* [Task directions]: In the listing below, find every line containing "median" and copy it out.

----------------------------------------

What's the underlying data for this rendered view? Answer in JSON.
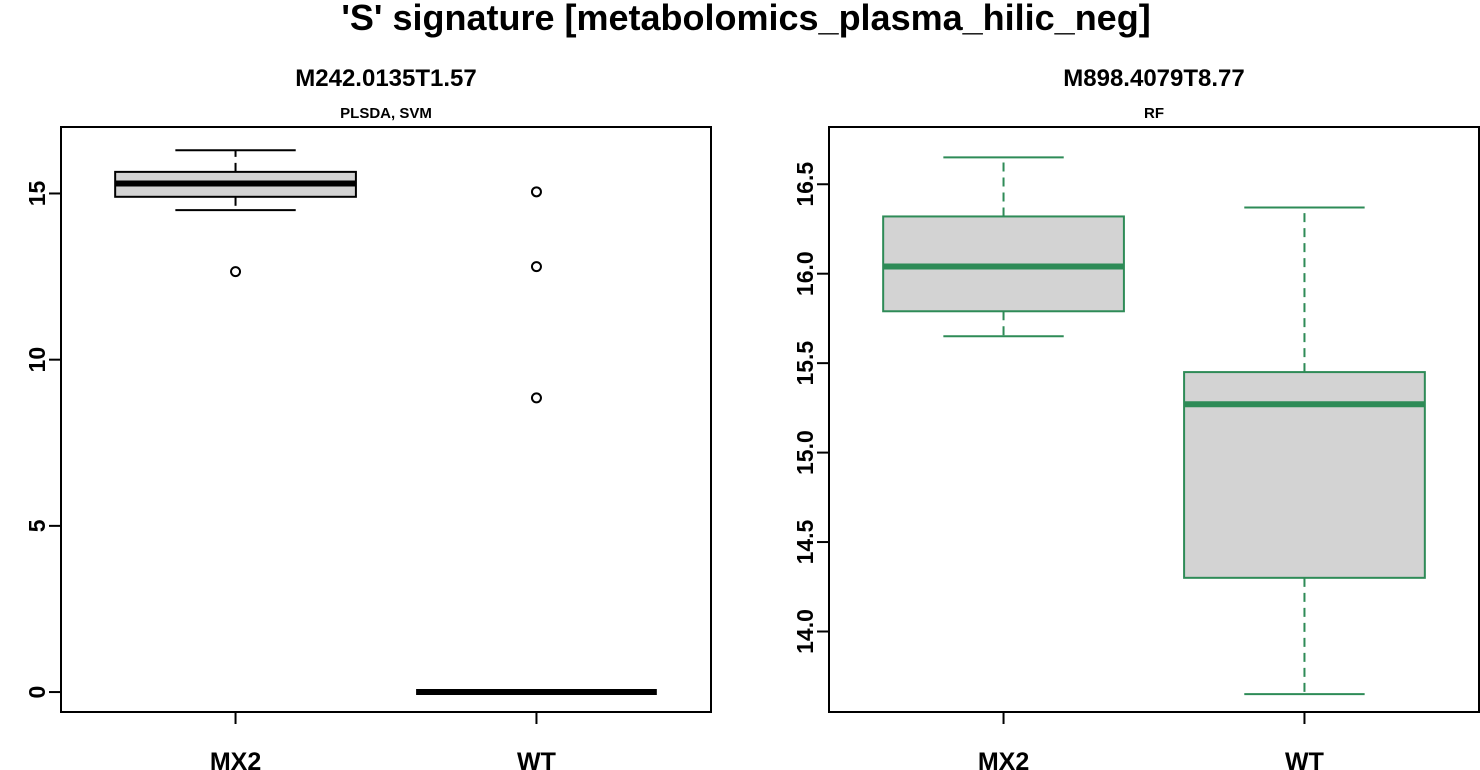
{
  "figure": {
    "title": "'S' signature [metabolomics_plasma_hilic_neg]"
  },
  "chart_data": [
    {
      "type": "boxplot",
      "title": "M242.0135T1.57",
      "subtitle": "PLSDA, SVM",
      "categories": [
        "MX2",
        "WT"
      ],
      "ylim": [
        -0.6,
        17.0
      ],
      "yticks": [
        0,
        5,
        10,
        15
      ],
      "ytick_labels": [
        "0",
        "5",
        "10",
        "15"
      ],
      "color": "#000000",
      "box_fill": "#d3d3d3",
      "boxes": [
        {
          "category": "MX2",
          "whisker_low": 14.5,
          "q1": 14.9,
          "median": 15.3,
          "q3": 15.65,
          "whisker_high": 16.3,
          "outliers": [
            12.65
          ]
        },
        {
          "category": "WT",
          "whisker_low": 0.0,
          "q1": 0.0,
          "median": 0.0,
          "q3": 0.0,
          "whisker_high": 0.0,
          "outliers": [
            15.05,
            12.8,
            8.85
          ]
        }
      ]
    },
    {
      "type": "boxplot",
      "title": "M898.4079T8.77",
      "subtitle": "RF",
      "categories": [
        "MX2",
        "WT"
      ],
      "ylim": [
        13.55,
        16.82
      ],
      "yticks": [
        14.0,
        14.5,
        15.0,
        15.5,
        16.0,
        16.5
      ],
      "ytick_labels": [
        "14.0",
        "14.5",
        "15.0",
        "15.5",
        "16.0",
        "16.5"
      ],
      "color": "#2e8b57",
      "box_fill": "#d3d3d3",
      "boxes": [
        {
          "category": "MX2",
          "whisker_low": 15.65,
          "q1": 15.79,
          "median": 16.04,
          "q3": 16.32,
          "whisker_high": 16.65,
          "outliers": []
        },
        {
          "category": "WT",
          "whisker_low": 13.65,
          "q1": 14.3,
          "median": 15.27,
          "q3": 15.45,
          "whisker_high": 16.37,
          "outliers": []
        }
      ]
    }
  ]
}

----------------------------------------

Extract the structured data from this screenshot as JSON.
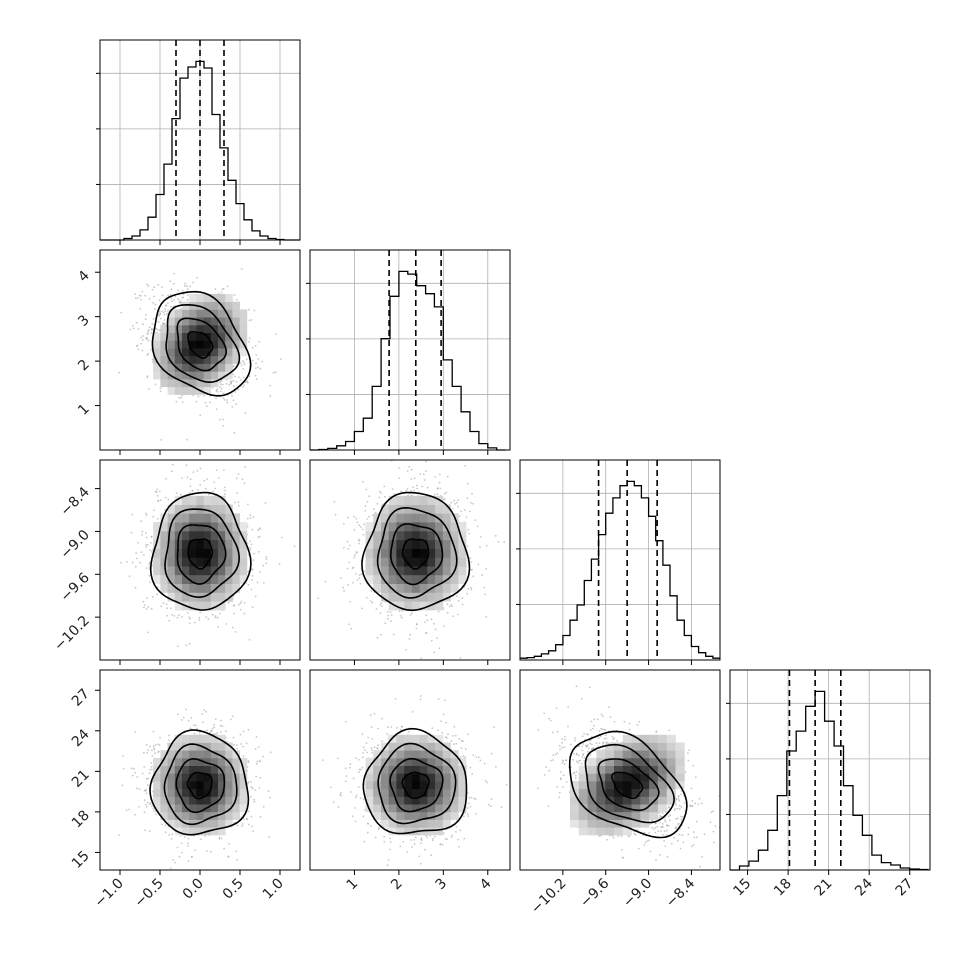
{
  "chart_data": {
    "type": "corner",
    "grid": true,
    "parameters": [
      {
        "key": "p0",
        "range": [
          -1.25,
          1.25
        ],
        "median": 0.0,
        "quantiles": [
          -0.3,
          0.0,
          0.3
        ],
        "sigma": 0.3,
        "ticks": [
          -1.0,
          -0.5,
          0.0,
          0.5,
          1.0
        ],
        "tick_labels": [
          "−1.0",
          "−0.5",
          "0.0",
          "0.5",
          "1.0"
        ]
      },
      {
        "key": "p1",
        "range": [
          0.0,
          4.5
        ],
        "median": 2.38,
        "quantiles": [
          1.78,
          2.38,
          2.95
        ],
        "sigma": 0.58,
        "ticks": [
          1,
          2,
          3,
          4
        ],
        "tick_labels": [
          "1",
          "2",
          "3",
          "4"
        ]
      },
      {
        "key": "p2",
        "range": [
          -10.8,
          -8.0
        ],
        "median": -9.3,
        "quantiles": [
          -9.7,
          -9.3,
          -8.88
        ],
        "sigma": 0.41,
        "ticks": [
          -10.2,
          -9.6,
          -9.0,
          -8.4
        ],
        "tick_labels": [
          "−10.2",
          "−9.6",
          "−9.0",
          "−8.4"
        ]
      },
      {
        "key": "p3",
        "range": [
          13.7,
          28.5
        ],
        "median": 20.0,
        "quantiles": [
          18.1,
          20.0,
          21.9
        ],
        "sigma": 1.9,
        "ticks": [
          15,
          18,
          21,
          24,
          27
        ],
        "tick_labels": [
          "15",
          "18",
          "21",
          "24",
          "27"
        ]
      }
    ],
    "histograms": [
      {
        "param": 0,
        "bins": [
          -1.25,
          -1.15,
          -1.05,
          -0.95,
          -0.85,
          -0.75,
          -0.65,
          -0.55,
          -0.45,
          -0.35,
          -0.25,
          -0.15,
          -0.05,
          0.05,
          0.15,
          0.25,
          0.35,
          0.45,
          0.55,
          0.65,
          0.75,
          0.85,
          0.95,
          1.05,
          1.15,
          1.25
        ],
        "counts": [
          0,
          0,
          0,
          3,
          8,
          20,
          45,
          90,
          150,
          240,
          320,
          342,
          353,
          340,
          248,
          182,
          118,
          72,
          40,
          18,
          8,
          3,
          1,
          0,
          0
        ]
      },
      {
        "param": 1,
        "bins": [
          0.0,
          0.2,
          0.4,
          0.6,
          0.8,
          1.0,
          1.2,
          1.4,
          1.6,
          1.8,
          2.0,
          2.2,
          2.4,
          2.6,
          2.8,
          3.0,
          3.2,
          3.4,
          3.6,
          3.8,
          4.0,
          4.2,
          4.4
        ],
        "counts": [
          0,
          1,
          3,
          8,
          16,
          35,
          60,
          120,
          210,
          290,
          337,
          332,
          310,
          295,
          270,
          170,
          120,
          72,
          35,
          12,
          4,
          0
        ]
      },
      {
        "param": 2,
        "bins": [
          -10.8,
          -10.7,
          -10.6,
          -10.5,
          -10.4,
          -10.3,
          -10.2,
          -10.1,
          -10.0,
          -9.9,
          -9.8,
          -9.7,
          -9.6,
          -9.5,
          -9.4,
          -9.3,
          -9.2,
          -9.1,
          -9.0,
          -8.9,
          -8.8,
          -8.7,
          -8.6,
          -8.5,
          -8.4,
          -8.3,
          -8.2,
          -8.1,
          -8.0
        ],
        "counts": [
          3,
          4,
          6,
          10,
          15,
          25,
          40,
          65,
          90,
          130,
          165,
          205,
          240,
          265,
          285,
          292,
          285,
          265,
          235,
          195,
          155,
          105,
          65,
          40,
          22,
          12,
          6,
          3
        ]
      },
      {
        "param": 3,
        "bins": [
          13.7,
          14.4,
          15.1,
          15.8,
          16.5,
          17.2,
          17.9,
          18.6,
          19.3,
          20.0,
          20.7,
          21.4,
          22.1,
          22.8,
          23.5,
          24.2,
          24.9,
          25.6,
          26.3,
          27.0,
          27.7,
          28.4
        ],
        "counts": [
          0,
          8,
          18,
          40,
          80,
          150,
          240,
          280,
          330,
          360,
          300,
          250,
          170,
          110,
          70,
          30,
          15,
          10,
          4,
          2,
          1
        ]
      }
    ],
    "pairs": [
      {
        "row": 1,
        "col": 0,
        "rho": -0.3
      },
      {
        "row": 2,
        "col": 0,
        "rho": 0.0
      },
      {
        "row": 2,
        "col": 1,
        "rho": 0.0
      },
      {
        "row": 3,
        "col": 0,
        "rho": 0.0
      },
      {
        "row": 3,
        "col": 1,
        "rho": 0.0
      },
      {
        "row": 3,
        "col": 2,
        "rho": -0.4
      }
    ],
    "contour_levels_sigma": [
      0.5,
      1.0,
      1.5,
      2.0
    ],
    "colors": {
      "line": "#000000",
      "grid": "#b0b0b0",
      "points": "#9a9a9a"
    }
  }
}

----------------------------------------

* [Answer to this exercise]:
          "median": 15.3,
          "median": 0.0,
          "median": 16.04,
          "median": 15.27,
        "median": 0.0,
        "median": 2.38,
        "median": -9.3,
        "median": 20.0,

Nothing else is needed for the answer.